-------- Texte fourni

Cid
Corman
Lueurs
choix
et traduction de l'anglais (É.-U.) par Danièle Faugeras
Éditions
érès, collection PO&PSY, 2021, 15 Û
Sous
le titre Lueurs, Danièle Faugeras donne un aperçu de la poésie de Cid Corman
(1924-2004) en proposant une sélection de poèmes issus de divers recueils. Ce
poète américain qui a vécu en France et au Japon, qui a traduit Ponge et Bashô,
est méconnu ici, faute de traductions, alors qu'il est manifestement un poète
important aux États-Unis, tant par son œuvre abondante que pour ses activités
éditoriales et ses traductions. Découvrir cette poésie, même dans un état aussi
fragmentaire et lacunaire que présentement, constitue une chance dont on attend
désormais qu'elle se renouvelle.
Ce
qui frappe d'emblée, dès le premier coup d'œil sur la page, c'est le
minimalisme et la concision de cette écriture-là. Poèmes courts et vers brefs,
et grande cohésion unitaire du poème. Comme si chaque poème était une cellule,
cellule monacale et organisme élémentaire, une monade qui se suffit à elle-même.
À l'économie des moyens mis en œuvre répond une grande générosité d'intention. Le
poème peut être abstrait ou plus concret, mais toujours il manifeste une
clôture, un état d'achèvement qui paraît être le résultat d'une petite
méditation et sa leçon de vie.
La vie est comme
rien d'autre.
Exactement.
Il y a dans ce poème un paradoxe tel qu'il fait de
l'incomparable précisément l'aune avec laquelle juger d'une vie. Le critère se
confond avec l'unicité. La vie n'a pas de prix et c'est là sa valeur. Si l'incomparable
est précisément ce qui permet de mesurer ce que vaut la vie, c'est bien que la
voie négative n'est pas une impasse : le paradoxe se définit justement
comme une aporie qui débouche sur quelque chose, sur un dépassement de la
contradiction, qui n'est pas seulement une limitation imposée aux possibilités
logiques du langage, mais en quelque sorte une exactitude nouvelle, une rigueur
seconde. L'absolu ne ruine pas le relatif mais le sauve. On pourrait gloser
indéfiniment sur les implications métaphysiques de ces trois vers et sans doute
y perdrait-on son latin. Combien la formulation laconique, lapidaire même de la
sentence de Corman suffit !
Il
n'y a d'ailleurs rien de sentencieux dans le ton de ce poète, aucune volonté de
faire accroire sa supériorité intellectuelle ou morale. La dimension gnomique
de cette poésie ne manque jamais de s'appuyer sur des faits. Nombre de
remarques sont d'ailleurs humoristiques et concernent les choses les plus
communes, les situations les plus banales, tout en témoignant de sensations
richement éprouvées et méditées avec la drôlerie qui
leur sied :
BISCUIT CORIACE
Mâcher de la pierre
goûter la poussière
qui descend
jusqu'au cartilage
de l'os. Sentir
ce que c'est
que manger de l'air.

----------------
-------- Données enregistrées

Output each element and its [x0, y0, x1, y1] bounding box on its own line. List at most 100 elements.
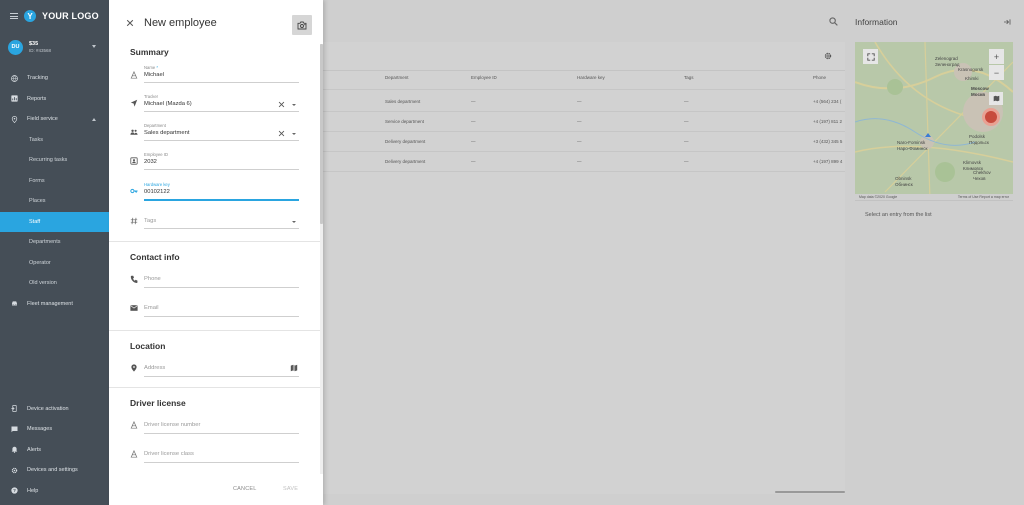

----------------

▶ _Tâche courte 1_: D'après le texte sur la poésie de Cid Corman, quels auteurs ce poète a-t-il traduits ?
▶ _Tâche courte 2_: Poursuivez le texte sur la poésie de Cid Corman à partir de l'endroit où il s'arrête.
Vous n'aurez pas besoin du matériel.

▶ _Réponse attendue 1_: Ponge et Bashô.

▶ _Réponse attendue 2_:
Un certain objectivisme de principe (pour faire référence
à ce courant de la poésie américaine auquel fut plus ou moins associé Cid
Corman) semble d'ailleurs garantir la validité de ces poèmes, comme si
précisément l'objet était un garde-fou, un parapet préservant des envolées lyriques
ou métaphysiques inconsidérées. Les choses, dans leur forme et dans la
configuration où elles se trouvent entre elles, suffisent à leur sens ;
elles sont même, morphologiquement dirait-t-on, la désignation de ce
sens :
Une allumette brulée pointe
du bord du
cendrier vers la cendre.
Notation minimale, presque plate, mais certainement pas
anodine : la chose dans le cercle étroit, modeste où elle semble évoluer,
à la fois circoncise et circonspecte donc, n'en est pas moins orientée vers ce
qui lui donne son sens. La simplicité de cette poésie est un leurre.
Si
le poème est tendu par la quête d'une certaine sagesse, celle-ci (et c'est
précisément sa leçon) ne doit jamais se détacher des choses et des occasions,
elle n'est pas un savoir pur, elle n'est rien d'autre qu'un voir adéquat et consiste d'abord à se
conformer – à y consentir – au mouvement propre des choses, selon
une modalité de participation à elles qui épouse leur retrait particulier, en
quelque sorte :
Rien
à faire –
voyant
la feuille
tomber –
sinon voir
Lorsque le poème décèle et décrit un dynamisme, celui-ci
est toujours tempéré, comme neutralisé par un équilibre des forces en présence :
Vent balayant
le saule
et saule
le vent mais
ni l'un ni l'autre ne peut
être déblayé.
La nature est la proie d'une lutte, mais restée à l'état
d'équilibre et de statu quo. Et le monde est comme ouaté par le fait que les
choses en conflit se tamponnent avec douceur plutôt que brutalité. Il y a lutte
mais, selon une conception héraclitéenne mâtinée (ou matée) de stoïcisme,
jamais rien n'est victorieux puisque la victoire en définitive est pour
l'équilibre. C'est de cela que le poème s'avise, et c'est cette acceptation
qu'il vise et prône, dans son objectivisme qui est en quelque sorte la croyance
en la garantie que les choses sont gardées dans les choses par les choses. On peut
dire que Cid Corman pratique une poésie méditative que raisonne et modère son
objectivisme.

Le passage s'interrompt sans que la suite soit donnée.